→ Exercise brief
Count every line that has "forhold" in it and give the total, nothing more.

-- Begin Records provided --

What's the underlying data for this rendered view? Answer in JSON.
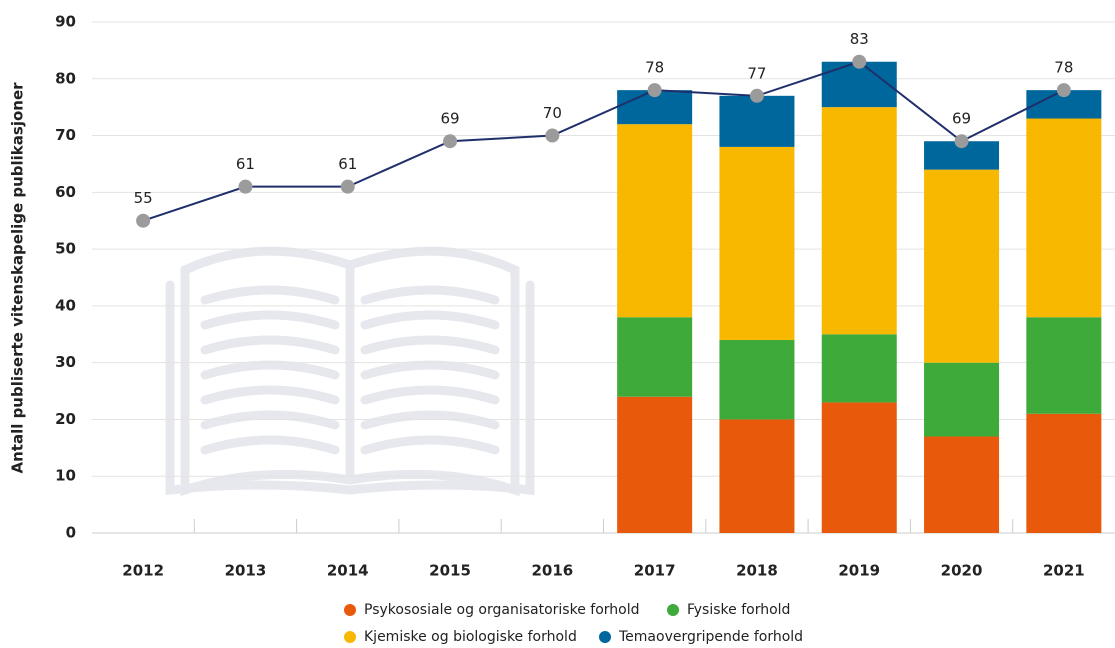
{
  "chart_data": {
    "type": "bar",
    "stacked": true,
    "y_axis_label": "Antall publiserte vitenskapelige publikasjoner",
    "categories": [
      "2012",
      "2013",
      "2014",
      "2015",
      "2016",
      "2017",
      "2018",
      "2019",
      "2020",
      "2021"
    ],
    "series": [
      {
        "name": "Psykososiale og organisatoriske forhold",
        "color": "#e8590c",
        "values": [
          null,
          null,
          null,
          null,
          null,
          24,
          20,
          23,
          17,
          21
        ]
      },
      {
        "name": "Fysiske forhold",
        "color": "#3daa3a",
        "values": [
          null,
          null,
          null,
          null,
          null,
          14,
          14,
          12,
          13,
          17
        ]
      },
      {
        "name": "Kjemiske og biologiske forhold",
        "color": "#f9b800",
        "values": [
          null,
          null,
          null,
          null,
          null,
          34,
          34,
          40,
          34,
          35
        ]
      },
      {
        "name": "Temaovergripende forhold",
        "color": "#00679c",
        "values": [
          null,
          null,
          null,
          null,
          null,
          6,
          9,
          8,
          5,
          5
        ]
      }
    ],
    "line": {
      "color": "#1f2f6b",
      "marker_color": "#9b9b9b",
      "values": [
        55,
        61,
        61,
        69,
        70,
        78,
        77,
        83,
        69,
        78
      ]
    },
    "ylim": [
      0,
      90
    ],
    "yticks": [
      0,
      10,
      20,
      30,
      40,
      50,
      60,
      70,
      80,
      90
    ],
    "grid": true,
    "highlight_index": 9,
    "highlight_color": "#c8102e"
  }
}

-- End Records provided --

→ Solution to the exercise
4